Written exercise 1:
In the passage on women's college sports, why was the NCAA created in 1905?
Written exercise 2:
Write the next part of the passage on women's college sports, picking up right after its last sentence.

Page text:
★ ★ ★ ★ ★ ★ ★

I was ahead. I wanted to share my enthusiasm with the crowd. I
messed up. Oh well, it happens.”
A few months later, Kristi Yamaoka, a cheerleader for Southern
Illinois University, fell backward 15 feet onto her head from atop
a human pyramid and suffered a concussion and a chipped vertebra at
the base of her neck. The accident was certainly an unfortunate
event, but interestingly, Kristi received national attention for
her “loyalty and toughness” when she continued to perform cheer arm
motions as she was wheeled off the court on a stretcher. On NBC’s
Today Show, Kristi explained, “I’m still a cheerleader—on a
stretcher or not. So as soon as I heard that fight song, I knew my
job and just started to do my thing.” Further, she admitted that
her biggest concern was that her cheerleading squad and the
basketball team would be distracted by her accident.
Jacobellis’s explanation that she was having some fun, along
with Yamaoka’s argument that it was the cheerleader coming out in
her, speak to the contradictory status of contemporary American
female athletes. Historically, organized sport has been one of the
most masculine-identified institutions in American society, and
women’s entrance into sport has been contested, but not just by
men. At the turn of the 20th century, female collegiate athletics
was controlled by female physical educators whose goal for female
collegiate sport was not only to encourage physical activity among
women, but also women’s moral well-being. This was exemplified in
“play days,” which took the place of intercollegiate competitions
and emphasized social interaction and harmony. The mantra for this
feminine model of athletics was “sport for all,” meaning that
participation was valued over competition. This approach was in
direct opposition to the male model, which lauded fierce
competition, individualism, and commercialism, and resulted in
large numbers of injuries, particularly in football. In 1905, the
National Collegiate Athletic Association (NCAA) was created to
decrease these catastrophic injuries. Although this organization
helped institutionalize the masculine model of sport, the feminine
model continued to prevail within women’s collegiate athletics.
But several factors led to the undoing of the feminine model.
The failure of U.S. female athletes to secure gold at the Olympics
during the Cold War encouraged the NCAA and other male athletic
organizations to begin the slow process of acquiring control of
women’s collegiate athletics. With the second wave of feminism
during the 60s and 70s, many women athletes and feminists wanted to
increase female participation in sports and also wanted the
resources and benefits male athletes received but which the
feminine model of sport did not compete for. Further, the social
shifts engendered by the Women’s and the Civil Rights movements
also contributed to a rethinking among some women regarding the
female athletic model, which was anti-varsity, anti-scholarship,
anti-competitive, and anti-Olympic.

★ ★ ★ ★ ★ ★ ★

Stored data:

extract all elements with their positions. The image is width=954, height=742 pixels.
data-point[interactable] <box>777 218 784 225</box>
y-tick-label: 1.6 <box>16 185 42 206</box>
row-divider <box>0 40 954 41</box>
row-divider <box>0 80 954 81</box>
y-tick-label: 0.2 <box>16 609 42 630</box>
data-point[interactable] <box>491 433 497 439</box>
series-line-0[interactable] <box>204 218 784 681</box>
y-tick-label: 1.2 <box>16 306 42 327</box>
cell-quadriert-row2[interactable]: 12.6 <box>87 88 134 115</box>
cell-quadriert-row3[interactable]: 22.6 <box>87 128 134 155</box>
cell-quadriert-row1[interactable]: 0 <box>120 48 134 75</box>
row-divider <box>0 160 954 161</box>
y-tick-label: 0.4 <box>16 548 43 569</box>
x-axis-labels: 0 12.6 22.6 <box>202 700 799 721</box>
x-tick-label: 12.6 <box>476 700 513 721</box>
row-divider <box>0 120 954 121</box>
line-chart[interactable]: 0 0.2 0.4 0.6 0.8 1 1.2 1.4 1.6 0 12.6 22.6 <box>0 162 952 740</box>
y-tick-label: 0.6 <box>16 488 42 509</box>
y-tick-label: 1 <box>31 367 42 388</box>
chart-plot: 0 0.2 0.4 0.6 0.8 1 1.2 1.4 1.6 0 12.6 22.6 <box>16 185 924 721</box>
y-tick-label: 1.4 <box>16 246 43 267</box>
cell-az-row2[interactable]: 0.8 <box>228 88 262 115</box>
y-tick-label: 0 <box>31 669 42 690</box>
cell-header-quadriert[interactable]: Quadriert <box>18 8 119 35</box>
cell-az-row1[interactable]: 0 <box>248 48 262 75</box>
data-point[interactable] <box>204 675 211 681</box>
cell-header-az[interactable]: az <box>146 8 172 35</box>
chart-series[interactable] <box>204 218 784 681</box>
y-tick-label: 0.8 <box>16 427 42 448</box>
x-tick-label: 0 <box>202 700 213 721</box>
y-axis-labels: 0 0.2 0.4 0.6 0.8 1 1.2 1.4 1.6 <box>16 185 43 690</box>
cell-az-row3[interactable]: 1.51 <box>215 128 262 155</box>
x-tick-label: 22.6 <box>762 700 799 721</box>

★ ★ ★ ★ ★ ★ ★

Final result 1:
It was created to decrease the catastrophic injuries that resulted from the male model of sport, particularly in football.

Final result 2:
With the passage of Title IX in 1972, the controversy regarding
women’s status in sports changed from a philosophical discussion to
one of legality. The implementation of Title IX, often by federal
court order, encouraged females of all ages to participate in
sport. However, this legal challenge also shifted the discussion of
the purpose or philosophy of sport, which the earlier female
educators had encouraged, to a more technical and legal discussion.
While there has been an exponential increase in girls’
participation in sport since the inception of Title IX, there has
also been a general acceptance of the masculine model of sports as
demonstrated by the power of the NCAA over both men’s and women’s
collegiate athletics.
So what are the meanings of Lindsey and Kristi’s falls? Lindsey
was belittled both for what she did that led to the fateful fall
and for how she explained it. First, most sports commentators were
incredulous that she would blow a substantial lead in an Olympic
competition through a showboating or “styling” type of move. But
several commentators noted that snowboarding itself is about style
and that Lindsey’s style had already been commercialized through
photo shoots and Visa commercials. Thus her board grab was part of
the sport itself, as well as a typical move by many male athletes
who are celebrating their physical prowess. Think here of
slam-dunks. Lindsey’s fall could be read as a focus on
individualism and bravado, a mainstay of professional sports
throughout the nation. At the same time, her comments about the
“fun” of the competition and that she “messed up” speak more to the
earlier feminine model of sport as found in the play days.
Kristi’s fall is more problematic than Lindsey’s, since whether
cheerleading constitutes a sport is still an ongoing controversy.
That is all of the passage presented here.